Stated task: Quote all of the data that follows exactly as written, skipping the images.

Stored rows:
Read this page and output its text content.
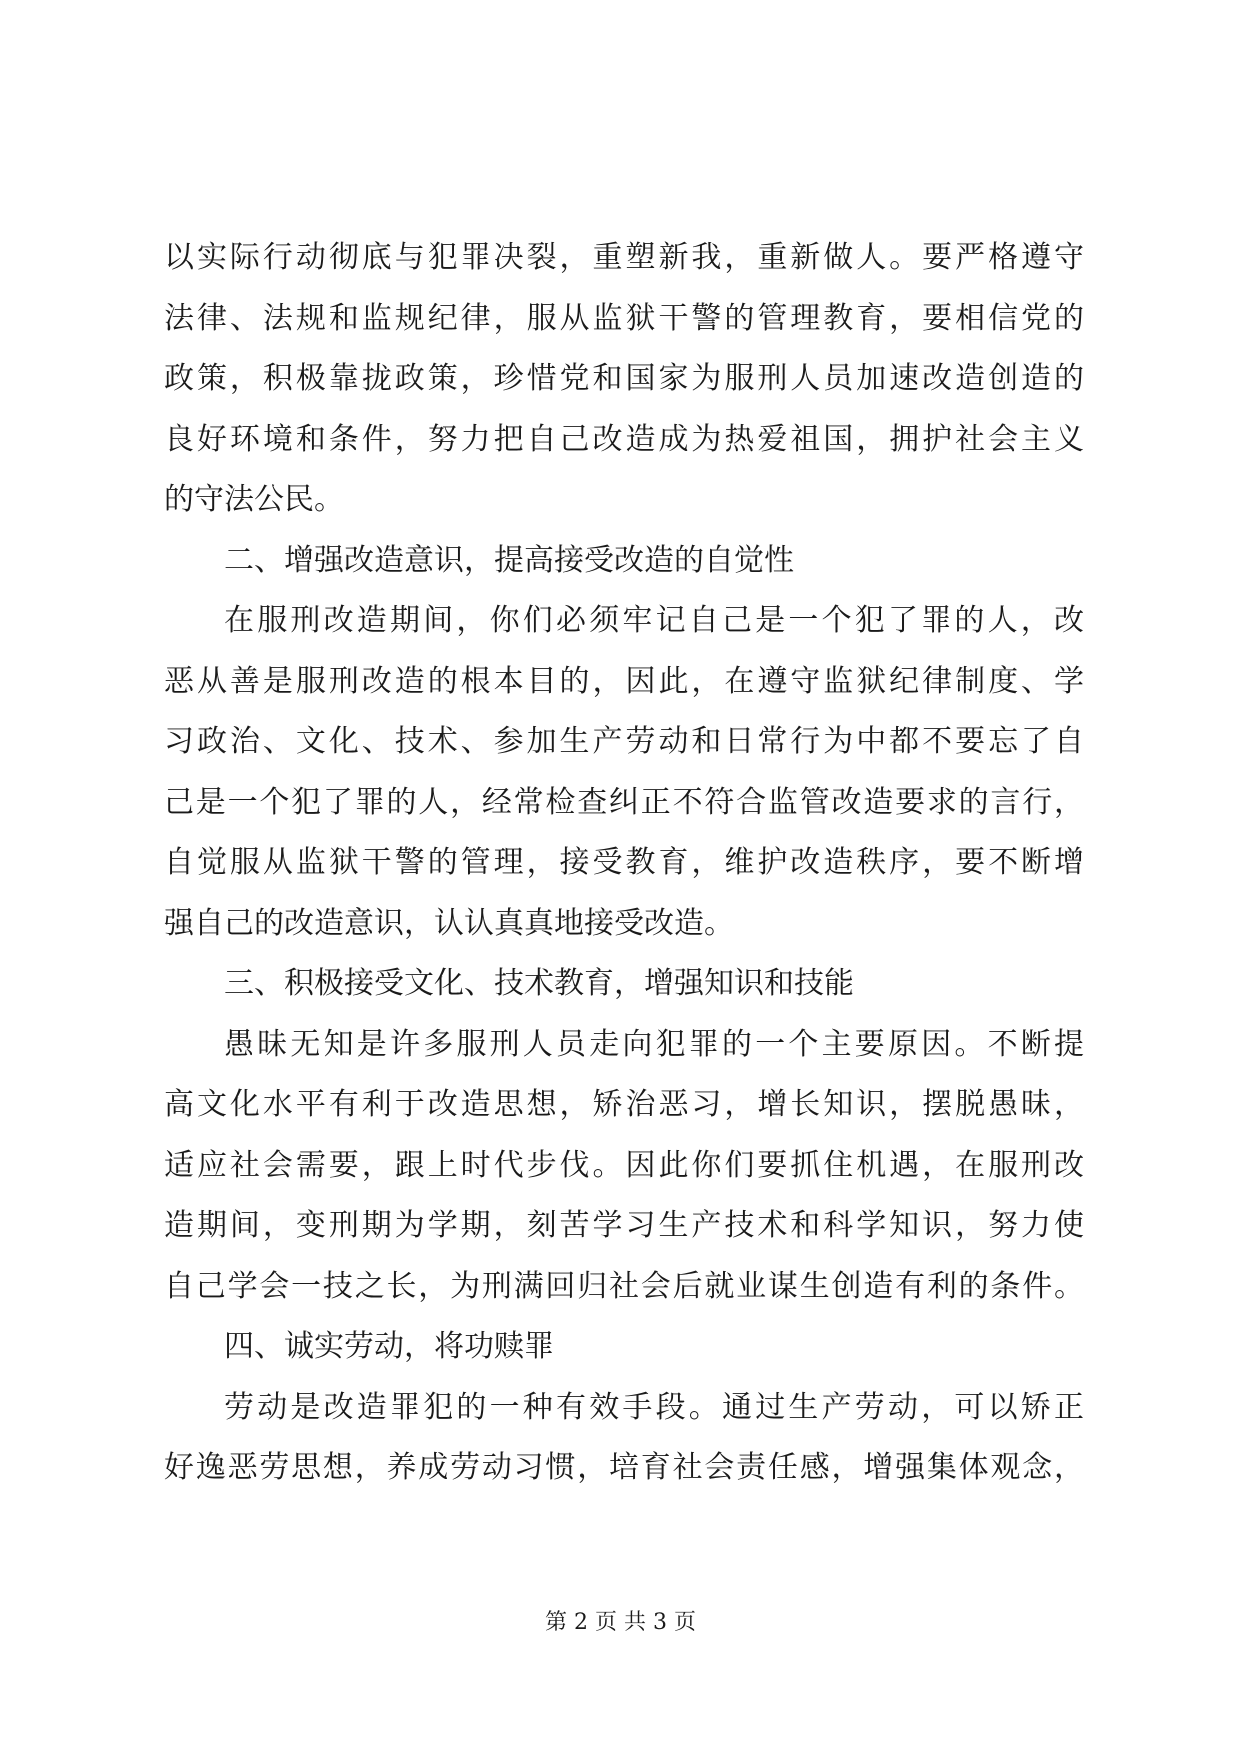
以实际行动彻底与犯罪决裂，重塑新我，重新做人。要严格遵守
法律、法规和监规纪律，服从监狱干警的管理教育，要相信党的
政策，积极靠拢政策，珍惜党和国家为服刑人员加速改造创造的
良好环境和条件，努力把自己改造成为热爱祖国，拥护社会主义
的守法公民。
二、增强改造意识，提高接受改造的自觉性
在服刑改造期间，你们必须牢记自己是一个犯了罪的人，改
恶从善是服刑改造的根本目的，因此，在遵守监狱纪律制度、学
习政治、文化、技术、参加生产劳动和日常行为中都不要忘了自
己是一个犯了罪的人，经常检查纠正不符合监管改造要求的言行，
自觉服从监狱干警的管理，接受教育，维护改造秩序，要不断增
强自己的改造意识，认认真真地接受改造。
三、积极接受文化、技术教育，增强知识和技能
愚昧无知是许多服刑人员走向犯罪的一个主要原因。不断提
高文化水平有利于改造思想，矫治恶习，增长知识，摆脱愚昧，
适应社会需要，跟上时代步伐。因此你们要抓住机遇，在服刑改
造期间，变刑期为学期，刻苦学习生产技术和科学知识，努力使
自己学会一技之长，为刑满回归社会后就业谋生创造有利的条件。
四、诚实劳动，将功赎罪
劳动是改造罪犯的一种有效手段。通过生产劳动，可以矫正
好逸恶劳思想，养成劳动习惯，培育社会责任感，增强集体观念，
第 2 页 共 3 页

Reply to the task:
Read this page and output its text content.
以实际行动彻底与犯罪决裂，重塑新我，重新做人。要严格遵守
法律、法规和监规纪律，服从监狱干警的管理教育，要相信党的
政策，积极靠拢政策，珍惜党和国家为服刑人员加速改造创造的
良好环境和条件，努力把自己改造成为热爱祖国，拥护社会主义
的守法公民。
二、增强改造意识，提高接受改造的自觉性
在服刑改造期间，你们必须牢记自己是一个犯了罪的人，改
恶从善是服刑改造的根本目的，因此，在遵守监狱纪律制度、学
习政治、文化、技术、参加生产劳动和日常行为中都不要忘了自
己是一个犯了罪的人，经常检查纠正不符合监管改造要求的言行，
自觉服从监狱干警的管理，接受教育，维护改造秩序，要不断增
强自己的改造意识，认认真真地接受改造。
三、积极接受文化、技术教育，增强知识和技能
愚昧无知是许多服刑人员走向犯罪的一个主要原因。不断提
高文化水平有利于改造思想，矫治恶习，增长知识，摆脱愚昧，
适应社会需要，跟上时代步伐。因此你们要抓住机遇，在服刑改
造期间，变刑期为学期，刻苦学习生产技术和科学知识，努力使
自己学会一技之长，为刑满回归社会后就业谋生创造有利的条件。
四、诚实劳动，将功赎罪
劳动是改造罪犯的一种有效手段。通过生产劳动，可以矫正
好逸恶劳思想，养成劳动习惯，培育社会责任感，增强集体观念，
第 2 页 共 3 页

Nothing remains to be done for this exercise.